WORK REQUIRED:
In the records below, find each line containing the word "bolalarning" and copy it.

PROVIDED RECORDS:
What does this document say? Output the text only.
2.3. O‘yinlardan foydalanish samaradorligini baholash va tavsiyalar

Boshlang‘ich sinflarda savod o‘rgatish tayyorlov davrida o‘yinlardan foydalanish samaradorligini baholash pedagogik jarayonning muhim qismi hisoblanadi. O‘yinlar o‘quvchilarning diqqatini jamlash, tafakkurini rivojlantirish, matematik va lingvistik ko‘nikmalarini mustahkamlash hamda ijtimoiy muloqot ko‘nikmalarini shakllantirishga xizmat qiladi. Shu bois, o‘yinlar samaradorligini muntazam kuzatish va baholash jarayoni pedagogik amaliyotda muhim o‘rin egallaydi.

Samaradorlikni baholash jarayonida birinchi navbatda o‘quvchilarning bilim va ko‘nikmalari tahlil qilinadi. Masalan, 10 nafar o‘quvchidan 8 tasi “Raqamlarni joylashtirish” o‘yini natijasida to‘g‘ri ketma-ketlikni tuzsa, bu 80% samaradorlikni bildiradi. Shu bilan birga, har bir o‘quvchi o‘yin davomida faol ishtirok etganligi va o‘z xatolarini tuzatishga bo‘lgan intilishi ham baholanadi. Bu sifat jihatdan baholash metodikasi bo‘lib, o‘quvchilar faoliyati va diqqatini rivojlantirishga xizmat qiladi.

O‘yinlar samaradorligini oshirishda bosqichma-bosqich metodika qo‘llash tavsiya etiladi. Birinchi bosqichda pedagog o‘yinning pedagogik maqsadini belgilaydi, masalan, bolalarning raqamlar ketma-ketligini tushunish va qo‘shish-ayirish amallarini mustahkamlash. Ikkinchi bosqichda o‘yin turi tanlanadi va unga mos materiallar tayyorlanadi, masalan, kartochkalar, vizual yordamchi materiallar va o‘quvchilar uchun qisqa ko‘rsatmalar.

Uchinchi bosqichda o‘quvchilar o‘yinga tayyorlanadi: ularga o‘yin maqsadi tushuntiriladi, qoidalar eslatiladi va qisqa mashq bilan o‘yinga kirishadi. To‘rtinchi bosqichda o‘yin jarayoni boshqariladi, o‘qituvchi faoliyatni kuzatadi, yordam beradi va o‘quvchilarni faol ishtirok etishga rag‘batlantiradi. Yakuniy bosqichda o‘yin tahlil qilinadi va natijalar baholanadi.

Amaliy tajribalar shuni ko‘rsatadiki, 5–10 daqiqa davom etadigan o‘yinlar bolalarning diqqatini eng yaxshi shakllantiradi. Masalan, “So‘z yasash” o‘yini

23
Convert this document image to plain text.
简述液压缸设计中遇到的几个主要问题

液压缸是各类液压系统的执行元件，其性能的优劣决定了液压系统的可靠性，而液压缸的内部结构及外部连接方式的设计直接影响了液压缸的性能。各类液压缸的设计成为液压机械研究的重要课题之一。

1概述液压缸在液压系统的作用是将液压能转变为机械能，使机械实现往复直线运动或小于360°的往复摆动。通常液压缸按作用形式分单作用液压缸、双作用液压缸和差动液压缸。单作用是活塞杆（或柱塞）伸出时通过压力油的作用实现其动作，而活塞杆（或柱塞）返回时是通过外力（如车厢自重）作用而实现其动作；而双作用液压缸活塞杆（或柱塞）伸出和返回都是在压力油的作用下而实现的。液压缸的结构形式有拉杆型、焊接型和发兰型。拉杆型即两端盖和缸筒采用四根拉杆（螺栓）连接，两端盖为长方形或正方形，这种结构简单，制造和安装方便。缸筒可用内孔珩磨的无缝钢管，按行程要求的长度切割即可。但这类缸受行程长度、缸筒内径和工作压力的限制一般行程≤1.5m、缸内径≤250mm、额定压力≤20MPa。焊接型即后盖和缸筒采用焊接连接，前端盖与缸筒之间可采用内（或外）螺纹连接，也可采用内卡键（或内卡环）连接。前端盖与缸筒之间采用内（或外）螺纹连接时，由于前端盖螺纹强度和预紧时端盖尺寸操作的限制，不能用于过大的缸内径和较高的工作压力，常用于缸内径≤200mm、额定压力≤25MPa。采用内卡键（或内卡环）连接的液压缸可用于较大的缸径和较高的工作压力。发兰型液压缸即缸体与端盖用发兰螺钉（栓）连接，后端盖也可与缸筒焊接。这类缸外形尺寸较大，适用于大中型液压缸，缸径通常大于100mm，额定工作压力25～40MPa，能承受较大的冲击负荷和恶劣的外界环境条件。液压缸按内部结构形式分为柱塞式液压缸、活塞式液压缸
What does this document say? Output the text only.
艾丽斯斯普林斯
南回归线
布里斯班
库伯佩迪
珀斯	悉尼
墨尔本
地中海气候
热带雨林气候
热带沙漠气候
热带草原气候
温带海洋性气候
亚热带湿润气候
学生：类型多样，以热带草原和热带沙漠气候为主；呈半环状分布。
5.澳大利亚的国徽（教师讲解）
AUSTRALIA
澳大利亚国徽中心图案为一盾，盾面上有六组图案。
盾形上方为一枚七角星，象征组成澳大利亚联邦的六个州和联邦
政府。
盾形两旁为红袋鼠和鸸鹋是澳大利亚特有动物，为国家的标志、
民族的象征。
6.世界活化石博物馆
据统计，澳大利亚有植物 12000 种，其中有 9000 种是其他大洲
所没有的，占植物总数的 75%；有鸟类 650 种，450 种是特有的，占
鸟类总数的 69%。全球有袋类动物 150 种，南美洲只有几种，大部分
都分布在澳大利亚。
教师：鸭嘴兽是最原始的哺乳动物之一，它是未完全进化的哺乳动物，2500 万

RESULT OF THIS TASK:
O‘yinlar samaradorligini oshirishda bosqichma-bosqich metodika qo‘llash tavsiya etiladi. Birinchi bosqichda pedagog o‘yinning pedagogik maqsadini belgilaydi, masalan, bolalarning raqamlar ketma-ketligini tushunish va qo‘shish-ayirish amallarini mustahkamlash. Ikkinchi bosqichda o‘yin turi tanlanadi va unga mos materiallar tayyorlanadi, masalan, kartochkalar, vizual yordamchi materiallar va o‘quvchilar uchun qisqa ko‘rsatmalar.
Amaliy tajribalar shuni ko‘rsatadiki, 5–10 daqiqa davom etadigan o‘yinlar bolalarning diqqatini eng yaxshi shakllantiradi. Masalan, “So‘z yasash” o‘yini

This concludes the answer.